* _What is needed_:
Show all lines of the listing that hold the word "Posições".

* _Supplied data_:

━━━━━━━━

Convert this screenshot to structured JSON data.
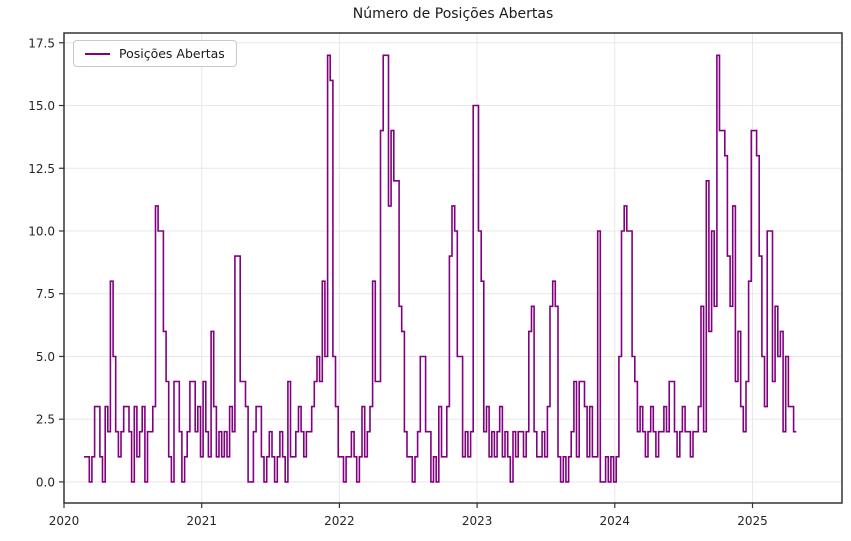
{
  "chart_data": {
    "type": "line",
    "title": "Número de Posições Abertas",
    "xlabel": "",
    "ylabel": "",
    "legend_position": "upper left",
    "grid": true,
    "x_ticks": [
      2020,
      2021,
      2022,
      2023,
      2024,
      2025
    ],
    "y_ticks": [
      "0.0",
      "2.5",
      "5.0",
      "7.5",
      "10.0",
      "12.5",
      "15.0",
      "17.5"
    ],
    "xlim": [
      2020.0,
      2025.65
    ],
    "ylim": [
      -0.84,
      17.89
    ],
    "colors": {
      "line": "#800080",
      "grid": "#e8e8e8",
      "spine": "#333333",
      "text": "#262626",
      "legend_border": "#c9c9c9"
    },
    "series": [
      {
        "name": "Posições Abertas",
        "color": "#800080",
        "draw_style": "steps-post",
        "x_start": 2020.145,
        "dx_years": 0.0192308,
        "values": [
          1,
          1,
          0,
          1,
          3,
          3,
          1,
          0,
          3,
          2,
          8,
          5,
          2,
          1,
          2,
          3,
          3,
          2,
          0,
          3,
          1,
          2,
          3,
          0,
          2,
          2,
          3,
          11,
          10,
          10,
          6,
          4,
          1,
          0,
          4,
          4,
          2,
          0,
          1,
          2,
          4,
          4,
          2,
          3,
          1,
          4,
          2,
          1,
          6,
          3,
          1,
          2,
          1,
          2,
          1,
          3,
          2,
          9,
          9,
          4,
          4,
          3,
          0,
          0,
          2,
          3,
          3,
          1,
          0,
          1,
          2,
          1,
          0,
          1,
          2,
          1,
          0,
          4,
          1,
          1,
          2,
          3,
          2,
          1,
          2,
          2,
          3,
          4,
          5,
          4,
          8,
          5,
          17,
          16,
          5,
          3,
          1,
          1,
          0,
          1,
          1,
          2,
          1,
          0,
          1,
          3,
          1,
          2,
          3,
          8,
          4,
          4,
          14,
          17,
          17,
          11,
          14,
          12,
          12,
          7,
          6,
          2,
          1,
          1,
          0,
          1,
          2,
          5,
          5,
          2,
          2,
          0,
          1,
          0,
          3,
          1,
          1,
          3,
          9,
          11,
          10,
          5,
          5,
          1,
          2,
          1,
          2,
          15,
          15,
          10,
          8,
          2,
          3,
          1,
          2,
          1,
          2,
          3,
          1,
          2,
          1,
          0,
          2,
          1,
          2,
          2,
          1,
          2,
          6,
          7,
          2,
          1,
          1,
          2,
          1,
          3,
          7,
          8,
          7,
          1,
          0,
          1,
          0,
          1,
          2,
          4,
          1,
          4,
          4,
          3,
          1,
          3,
          1,
          1,
          10,
          0,
          0,
          1,
          0,
          1,
          0,
          1,
          5,
          10,
          11,
          10,
          10,
          5,
          4,
          2,
          3,
          2,
          1,
          2,
          3,
          2,
          1,
          2,
          2,
          3,
          2,
          4,
          4,
          2,
          1,
          2,
          3,
          2,
          2,
          1,
          2,
          2,
          3,
          7,
          2,
          12,
          6,
          10,
          7,
          17,
          14,
          14,
          13,
          9,
          7,
          11,
          4,
          6,
          3,
          2,
          4,
          8,
          14,
          14,
          13,
          9,
          5,
          3,
          10,
          10,
          4,
          7,
          5,
          6,
          2,
          5,
          3,
          3,
          2,
          2
        ]
      }
    ]
  }
}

━━━━━━━━

* _Result_:
    "title": "Número de Posições Abertas",
        "name": "Posições Abertas",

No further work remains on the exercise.